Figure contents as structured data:
━━━━━━

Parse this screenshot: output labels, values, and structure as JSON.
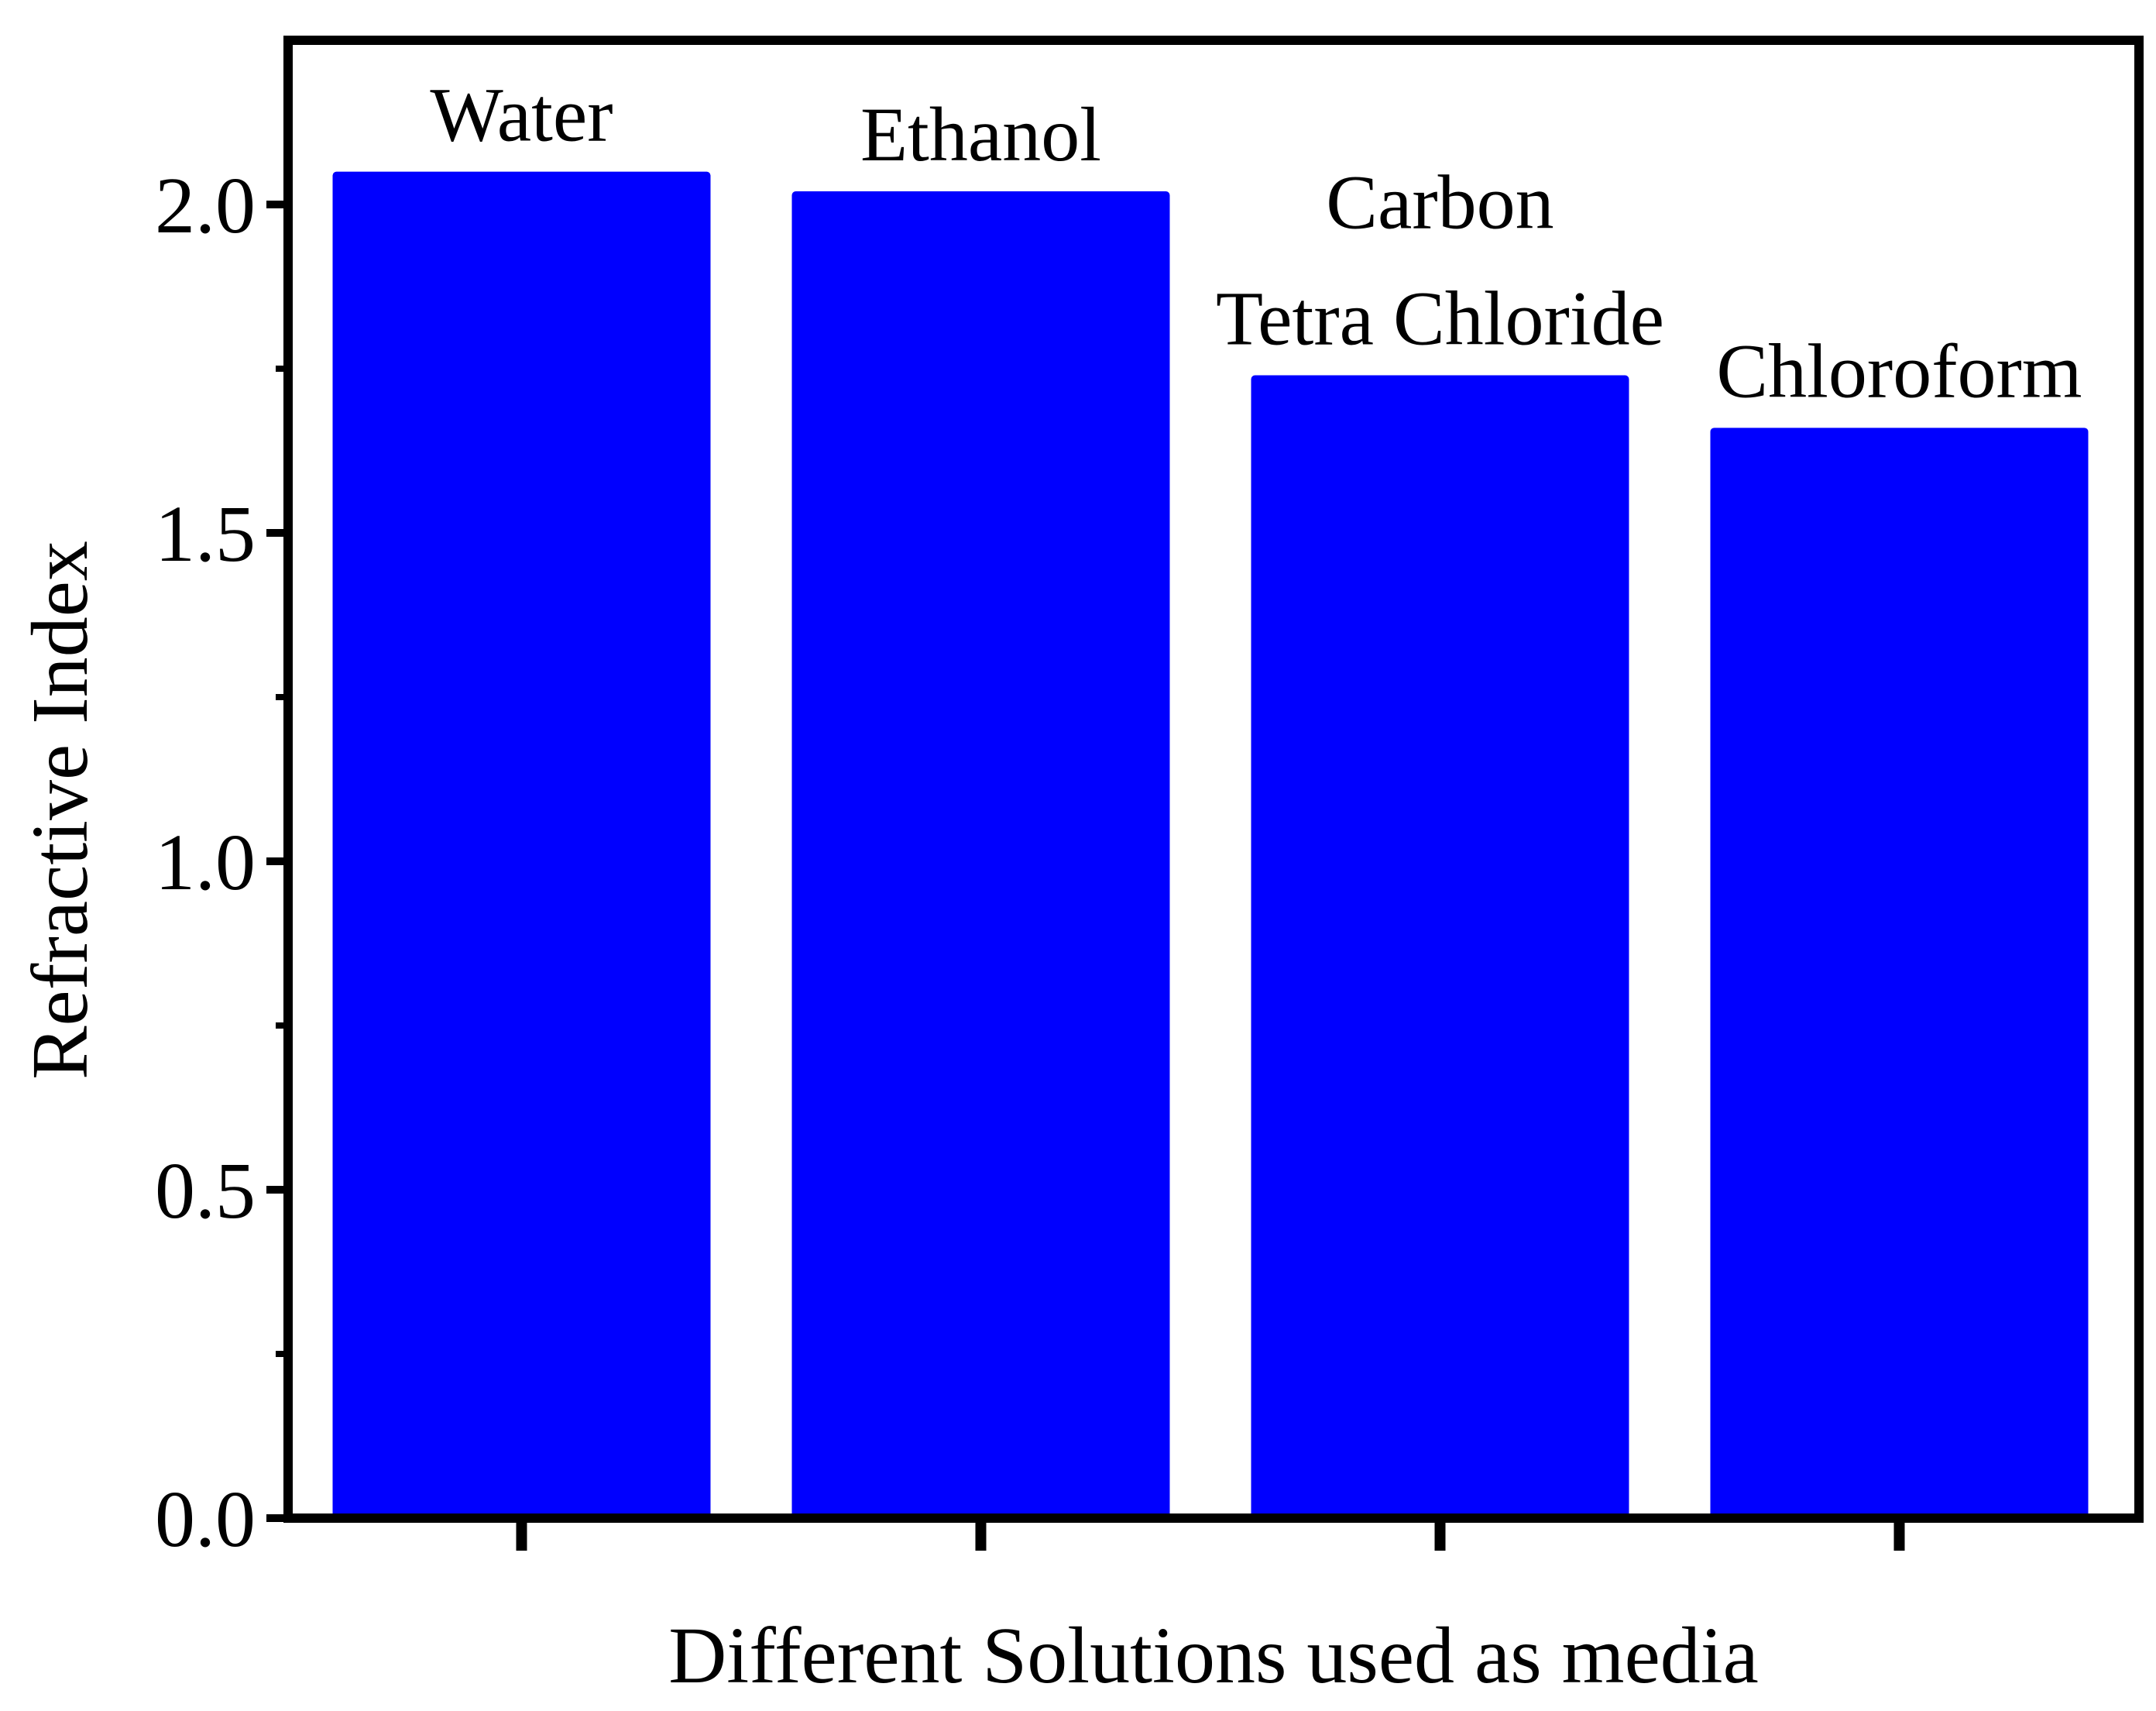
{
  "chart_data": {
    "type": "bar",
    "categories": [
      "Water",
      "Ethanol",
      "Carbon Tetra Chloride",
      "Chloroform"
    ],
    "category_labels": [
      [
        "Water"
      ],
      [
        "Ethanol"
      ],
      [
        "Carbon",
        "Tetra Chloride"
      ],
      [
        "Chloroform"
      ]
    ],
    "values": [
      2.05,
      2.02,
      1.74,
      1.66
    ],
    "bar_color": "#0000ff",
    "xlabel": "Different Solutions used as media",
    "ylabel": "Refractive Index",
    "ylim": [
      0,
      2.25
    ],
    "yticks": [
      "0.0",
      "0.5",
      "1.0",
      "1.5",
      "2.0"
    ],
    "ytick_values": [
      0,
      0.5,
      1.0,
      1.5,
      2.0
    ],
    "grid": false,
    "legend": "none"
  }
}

━━━━━━

#### [Goal]
In the records above, how many lines hold the string "Tetra"? Reply with only the number.

#### [Solution]
2